begin Extracted records

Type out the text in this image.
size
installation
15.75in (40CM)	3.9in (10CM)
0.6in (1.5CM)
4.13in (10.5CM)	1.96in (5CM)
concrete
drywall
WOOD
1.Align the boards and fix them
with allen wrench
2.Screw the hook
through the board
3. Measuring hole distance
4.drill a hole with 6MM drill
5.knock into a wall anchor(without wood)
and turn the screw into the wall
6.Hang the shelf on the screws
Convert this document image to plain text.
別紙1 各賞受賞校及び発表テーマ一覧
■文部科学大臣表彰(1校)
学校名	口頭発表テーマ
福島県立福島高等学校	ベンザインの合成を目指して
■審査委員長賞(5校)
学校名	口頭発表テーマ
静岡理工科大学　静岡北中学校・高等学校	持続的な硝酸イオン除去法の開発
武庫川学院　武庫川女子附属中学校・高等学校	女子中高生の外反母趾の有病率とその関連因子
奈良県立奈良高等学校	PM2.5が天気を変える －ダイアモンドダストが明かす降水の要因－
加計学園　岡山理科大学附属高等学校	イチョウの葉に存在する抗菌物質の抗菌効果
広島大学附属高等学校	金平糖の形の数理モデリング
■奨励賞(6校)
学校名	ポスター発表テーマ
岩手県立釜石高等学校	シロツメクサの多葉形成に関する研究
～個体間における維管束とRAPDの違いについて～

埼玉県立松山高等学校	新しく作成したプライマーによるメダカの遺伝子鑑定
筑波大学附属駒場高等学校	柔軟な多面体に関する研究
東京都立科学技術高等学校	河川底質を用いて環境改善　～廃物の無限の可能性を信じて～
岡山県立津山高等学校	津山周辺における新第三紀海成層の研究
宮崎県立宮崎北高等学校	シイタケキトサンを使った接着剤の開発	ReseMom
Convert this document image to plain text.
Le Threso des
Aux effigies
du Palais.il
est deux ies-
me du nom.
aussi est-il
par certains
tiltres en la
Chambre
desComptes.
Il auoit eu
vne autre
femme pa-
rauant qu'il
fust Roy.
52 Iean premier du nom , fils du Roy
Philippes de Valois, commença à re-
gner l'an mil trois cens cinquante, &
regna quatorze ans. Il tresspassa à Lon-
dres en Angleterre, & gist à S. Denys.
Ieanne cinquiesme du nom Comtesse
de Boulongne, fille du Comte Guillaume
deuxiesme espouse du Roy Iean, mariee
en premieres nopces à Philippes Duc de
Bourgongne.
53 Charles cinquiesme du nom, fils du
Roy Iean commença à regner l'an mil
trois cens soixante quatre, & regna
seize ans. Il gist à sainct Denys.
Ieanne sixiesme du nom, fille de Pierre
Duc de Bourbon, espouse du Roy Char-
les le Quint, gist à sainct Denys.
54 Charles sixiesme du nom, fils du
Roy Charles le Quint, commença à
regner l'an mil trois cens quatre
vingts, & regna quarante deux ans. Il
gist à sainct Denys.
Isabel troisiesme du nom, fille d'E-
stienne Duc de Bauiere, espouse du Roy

end Extracted records

**Aim of the exercise:** Give the entries once more, exactly as they appear.

**Complete response:**
Type out the text in this image.
size
installation
15.75in (40CM)	3.9in (10CM)
0.6in (1.5CM)
4.13in (10.5CM)	1.96in (5CM)
concrete
drywall
WOOD
1.Align the boards and fix them
with allen wrench
2.Screw the hook
through the board
3. Measuring hole distance
4.drill a hole with 6MM drill
5.knock into a wall anchor(without wood)
and turn the screw into the wall
6.Hang the shelf on the screws
Convert this document image to plain text.
別紙1 各賞受賞校及び発表テーマ一覧
■文部科学大臣表彰(1校)
学校名	口頭発表テーマ
福島県立福島高等学校	ベンザインの合成を目指して
■審査委員長賞(5校)
学校名	口頭発表テーマ
静岡理工科大学　静岡北中学校・高等学校	持続的な硝酸イオン除去法の開発
武庫川学院　武庫川女子附属中学校・高等学校	女子中高生の外反母趾の有病率とその関連因子
奈良県立奈良高等学校	PM2.5が天気を変える －ダイアモンドダストが明かす降水の要因－
加計学園　岡山理科大学附属高等学校	イチョウの葉に存在する抗菌物質の抗菌効果
広島大学附属高等学校	金平糖の形の数理モデリング
■奨励賞(6校)
学校名	ポスター発表テーマ
岩手県立釜石高等学校	シロツメクサの多葉形成に関する研究
～個体間における維管束とRAPDの違いについて～

埼玉県立松山高等学校	新しく作成したプライマーによるメダカの遺伝子鑑定
筑波大学附属駒場高等学校	柔軟な多面体に関する研究
東京都立科学技術高等学校	河川底質を用いて環境改善　～廃物の無限の可能性を信じて～
岡山県立津山高等学校	津山周辺における新第三紀海成層の研究
宮崎県立宮崎北高等学校	シイタケキトサンを使った接着剤の開発	ReseMom
Convert this document image to plain text.
Le Threso des
Aux effigies
du Palais.il
est deux ies-
me du nom.
aussi est-il
par certains
tiltres en la
Chambre
desComptes.
Il auoit eu
vne autre
femme pa-
rauant qu'il
fust Roy.
52 Iean premier du nom , fils du Roy
Philippes de Valois, commença à re-
gner l'an mil trois cens cinquante, &
regna quatorze ans. Il tresspassa à Lon-
dres en Angleterre, & gist à S. Denys.
Ieanne cinquiesme du nom Comtesse
de Boulongne, fille du Comte Guillaume
deuxiesme espouse du Roy Iean, mariee
en premieres nopces à Philippes Duc de
Bourgongne.
53 Charles cinquiesme du nom, fils du
Roy Iean commença à regner l'an mil
trois cens soixante quatre, & regna
seize ans. Il gist à sainct Denys.
Ieanne sixiesme du nom, fille de Pierre
Duc de Bourbon, espouse du Roy Char-
les le Quint, gist à sainct Denys.
54 Charles sixiesme du nom, fils du
Roy Charles le Quint, commença à
regner l'an mil trois cens quatre
vingts, & regna quarante deux ans. Il
gist à sainct Denys.
Isabel troisiesme du nom, fille d'E-
stienne Duc de Bauiere, espouse du Roy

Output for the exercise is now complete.